--- start of LISTING ---

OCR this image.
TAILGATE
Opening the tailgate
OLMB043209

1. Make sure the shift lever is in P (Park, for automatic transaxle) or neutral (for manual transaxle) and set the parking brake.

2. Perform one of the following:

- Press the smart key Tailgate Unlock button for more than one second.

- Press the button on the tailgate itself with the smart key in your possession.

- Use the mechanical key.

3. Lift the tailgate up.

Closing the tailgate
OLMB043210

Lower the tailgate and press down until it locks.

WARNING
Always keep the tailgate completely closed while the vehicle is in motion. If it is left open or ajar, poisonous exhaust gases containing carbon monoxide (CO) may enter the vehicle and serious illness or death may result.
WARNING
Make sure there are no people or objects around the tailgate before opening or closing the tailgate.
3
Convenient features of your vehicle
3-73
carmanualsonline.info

--- end of LISTING ---

▶ [WORK REQUIRED] Return all of the data word for word.

▶ [RESULT OF THIS TASK]
OCR this image.
TAILGATE
Opening the tailgate
OLMB043209

1. Make sure the shift lever is in P (Park, for automatic transaxle) or neutral (for manual transaxle) and set the parking brake.

2. Perform one of the following:

- Press the smart key Tailgate Unlock button for more than one second.

- Press the button on the tailgate itself with the smart key in your possession.

- Use the mechanical key.

3. Lift the tailgate up.

Closing the tailgate
OLMB043210

Lower the tailgate and press down until it locks.

WARNING
Always keep the tailgate completely closed while the vehicle is in motion. If it is left open or ajar, poisonous exhaust gases containing carbon monoxide (CO) may enter the vehicle and serious illness or death may result.
WARNING
Make sure there are no people or objects around the tailgate before opening or closing the tailgate.
3
Convenient features of your vehicle
3-73
carmanualsonline.info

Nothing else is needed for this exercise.